DESCRIPTION OF THE TASK: Only lines holding the string "about" are wanted; copy each one from the material.

DATA IN THIS EXERCISE:
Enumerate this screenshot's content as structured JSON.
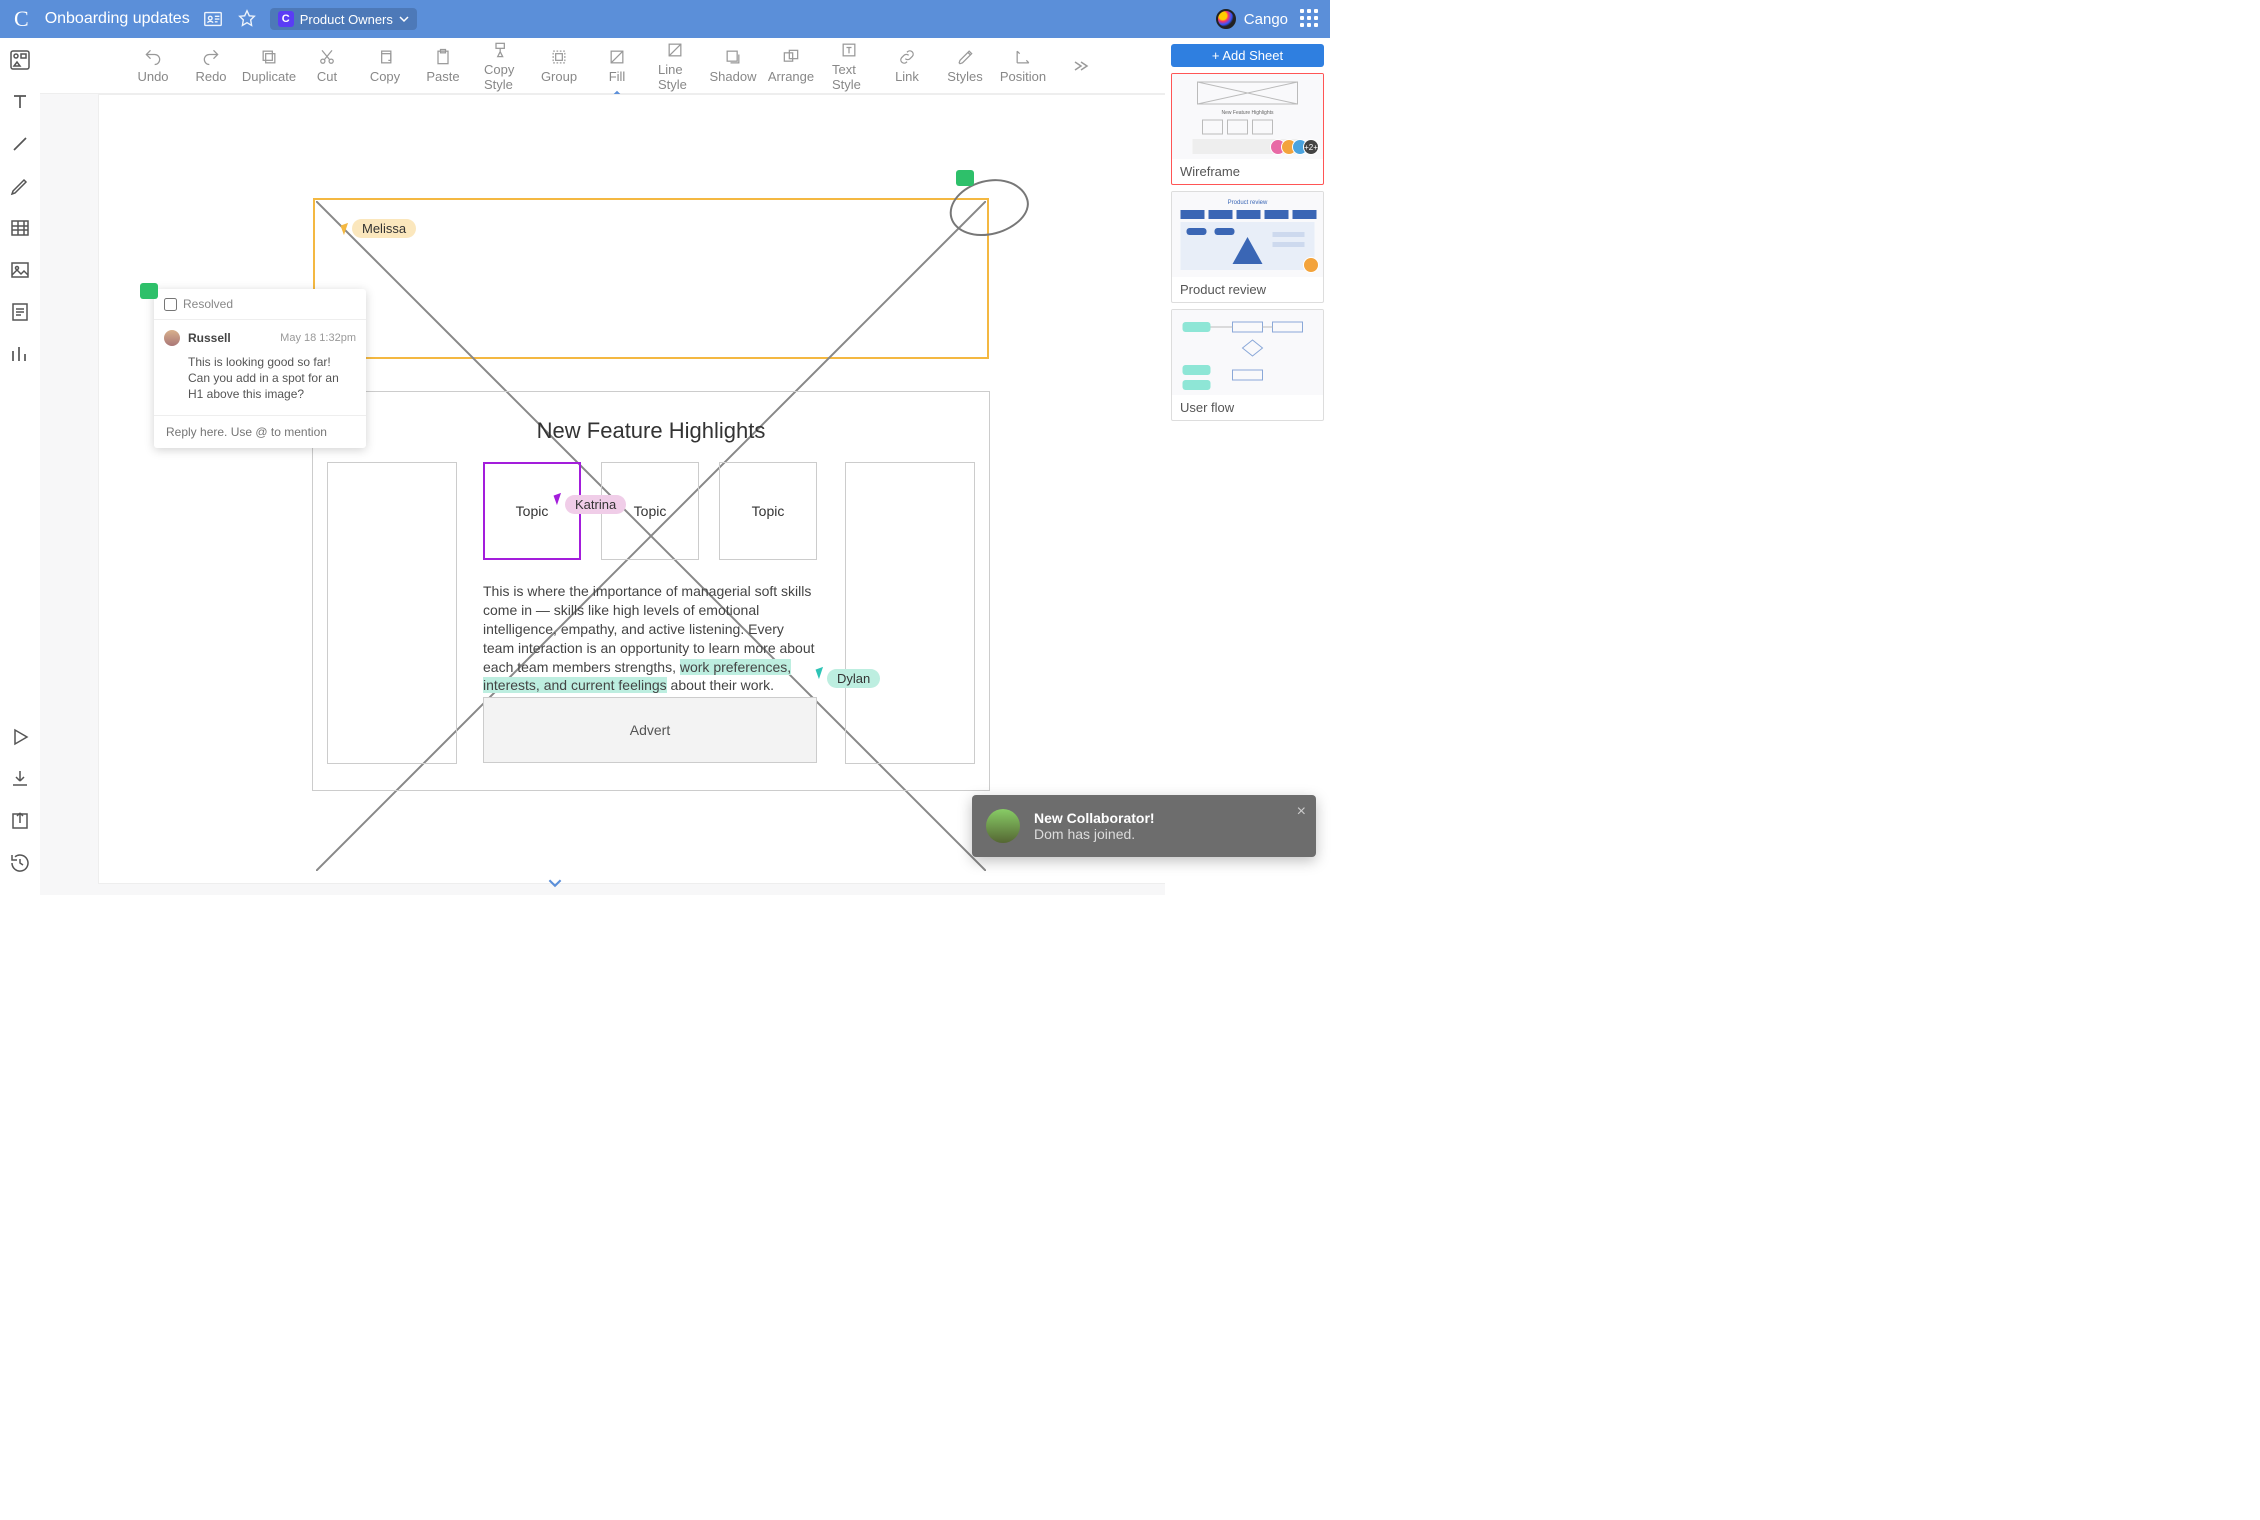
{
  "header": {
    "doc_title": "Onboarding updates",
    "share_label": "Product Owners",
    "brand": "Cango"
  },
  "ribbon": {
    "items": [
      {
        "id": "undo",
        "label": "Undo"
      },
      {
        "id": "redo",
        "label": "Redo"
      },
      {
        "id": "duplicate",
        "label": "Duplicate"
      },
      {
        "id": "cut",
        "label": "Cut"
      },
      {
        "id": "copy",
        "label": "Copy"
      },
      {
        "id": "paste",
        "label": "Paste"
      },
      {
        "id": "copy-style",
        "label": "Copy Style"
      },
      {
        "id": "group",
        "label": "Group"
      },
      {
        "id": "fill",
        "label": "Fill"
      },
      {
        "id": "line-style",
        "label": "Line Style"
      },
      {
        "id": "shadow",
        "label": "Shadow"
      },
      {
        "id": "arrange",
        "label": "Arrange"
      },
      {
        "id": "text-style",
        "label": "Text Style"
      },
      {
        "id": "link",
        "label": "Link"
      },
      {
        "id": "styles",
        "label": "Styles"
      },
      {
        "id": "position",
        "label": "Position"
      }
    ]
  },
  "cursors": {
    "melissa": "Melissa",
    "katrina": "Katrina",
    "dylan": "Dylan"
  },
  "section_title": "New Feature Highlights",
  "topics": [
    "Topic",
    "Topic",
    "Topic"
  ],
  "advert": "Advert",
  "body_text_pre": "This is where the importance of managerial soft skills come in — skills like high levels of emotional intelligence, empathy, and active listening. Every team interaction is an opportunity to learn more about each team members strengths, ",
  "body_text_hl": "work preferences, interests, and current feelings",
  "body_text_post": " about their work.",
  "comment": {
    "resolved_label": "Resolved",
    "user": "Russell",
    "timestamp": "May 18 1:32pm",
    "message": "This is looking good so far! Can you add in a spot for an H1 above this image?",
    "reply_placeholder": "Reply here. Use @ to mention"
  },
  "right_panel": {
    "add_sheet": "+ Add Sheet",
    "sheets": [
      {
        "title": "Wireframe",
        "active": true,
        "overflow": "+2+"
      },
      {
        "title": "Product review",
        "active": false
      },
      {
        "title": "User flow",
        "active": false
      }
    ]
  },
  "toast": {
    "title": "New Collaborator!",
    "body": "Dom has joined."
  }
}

OUTPUT BELOW:
  "body_text_pre": "This is where the importance of managerial soft skills come in — skills like high levels of emotional intelligence, empathy, and active listening. Every team interaction is an opportunity to learn more about each team members strengths, ",
  "body_text_post": " about their work.",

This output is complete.